▶ **Data for this task**
- - - -

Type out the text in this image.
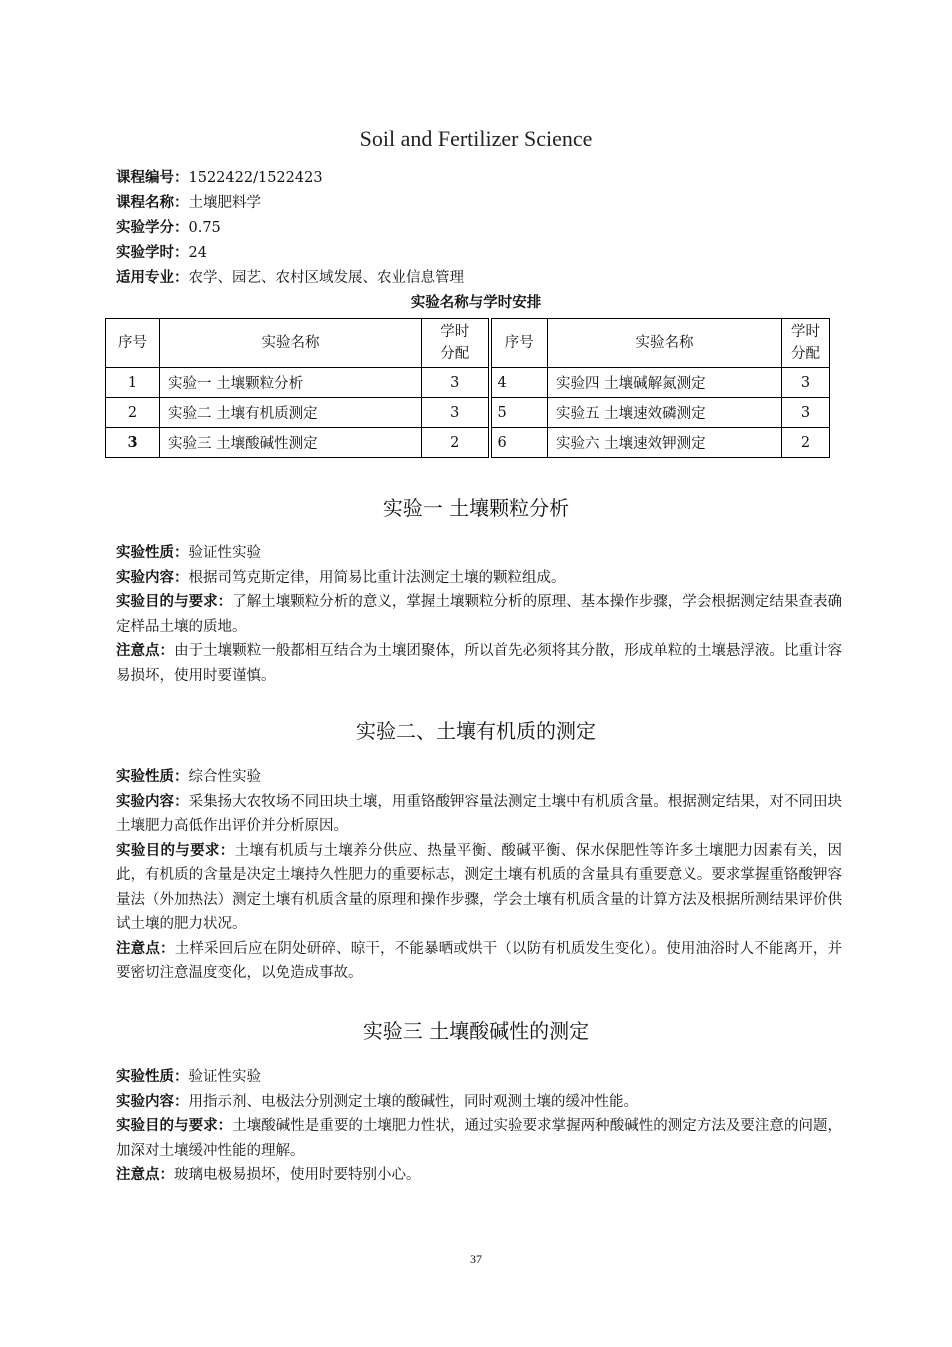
Soil and Fertilizer Science
课程编号：1522422/1522423
课程名称：土壤肥料学
实验学分：0.75
实验学时：24
适用专业：农学、园艺、农村区域发展、农业信息管理
实验名称与学时安排
序号	实验名称	学时分配	序号	实验名称	学时分配
1	实验一 土壤颗粒分析	3	4	实验四 土壤碱解氮测定	3
2	实验二 土壤有机质测定	3	5	实验五 土壤速效磷测定	3
3	实验三 土壤酸碱性测定	2	6	实验六 土壤速效钾测定	2
实验一 土壤颗粒分析

实验性质：验证性实验

实验内容：根据司笃克斯定律，用简易比重计法测定土壤的颗粒组成。

实验目的与要求：了解土壤颗粒分析的意义，掌握土壤颗粒分析的原理、基本操作步骤，学会根据测定结果查表确定样品土壤的质地。

注意点：由于土壤颗粒一般都相互结合为土壤团聚体，所以首先必须将其分散，形成单粒的土壤悬浮液。比重计容易损坏，使用时要谨慎。

实验二、土壤有机质的测定

实验性质：综合性实验

实验内容：采集扬大农牧场不同田块土壤，用重铬酸钾容量法测定土壤中有机质含量。根据测定结果，对不同田块土壤肥力高低作出评价并分析原因。

实验目的与要求：土壤有机质与土壤养分供应、热量平衡、酸碱平衡、保水保肥性等许多土壤肥力因素有关，因此，有机质的含量是决定土壤持久性肥力的重要标志，测定土壤有机质的含量具有重要意义。要求掌握重铬酸钾容量法（外加热法）测定土壤有机质含量的原理和操作步骤，学会土壤有机质含量的计算方法及根据所测结果评价供试土壤的肥力状况。

注意点：土样采回后应在阴处研碎、晾干，不能暴晒或烘干（以防有机质发生变化）。使用油浴时人不能离开，并要密切注意温度变化，以免造成事故。

实验三 土壤酸碱性的测定

实验性质：验证性实验

实验内容：用指示剂、电极法分别测定土壤的酸碱性，同时观测土壤的缓冲性能。

实验目的与要求：土壤酸碱性是重要的土壤肥力性状，通过实验要求掌握两种酸碱性的测定方法及要注意的问题，加深对土壤缓冲性能的理解。

注意点：玻璃电极易损坏，使用时要特别小心。

37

- - - -

Check each line above for the word "实验目的与要求", and copy the lines where it appears.

实验目的与要求：了解土壤颗粒分析的意义，掌握土壤颗粒分析的原理、基本操作步骤，学会根据测定结果查表确定样品土壤的质地。
实验目的与要求：土壤有机质与土壤养分供应、热量平衡、酸碱平衡、保水保肥性等许多土壤肥力因素有关，因此，有机质的含量是决定土壤持久性肥力的重要标志，测定土壤有机质的含量具有重要意义。要求掌握重铬酸钾容量法（外加热法）测定土壤有机质含量的原理和操作步骤，学会土壤有机质含量的计算方法及根据所测结果评价供试土壤的肥力状况。
实验目的与要求：土壤酸碱性是重要的土壤肥力性状，通过实验要求掌握两种酸碱性的测定方法及要注意的问题，加深对土壤缓冲性能的理解。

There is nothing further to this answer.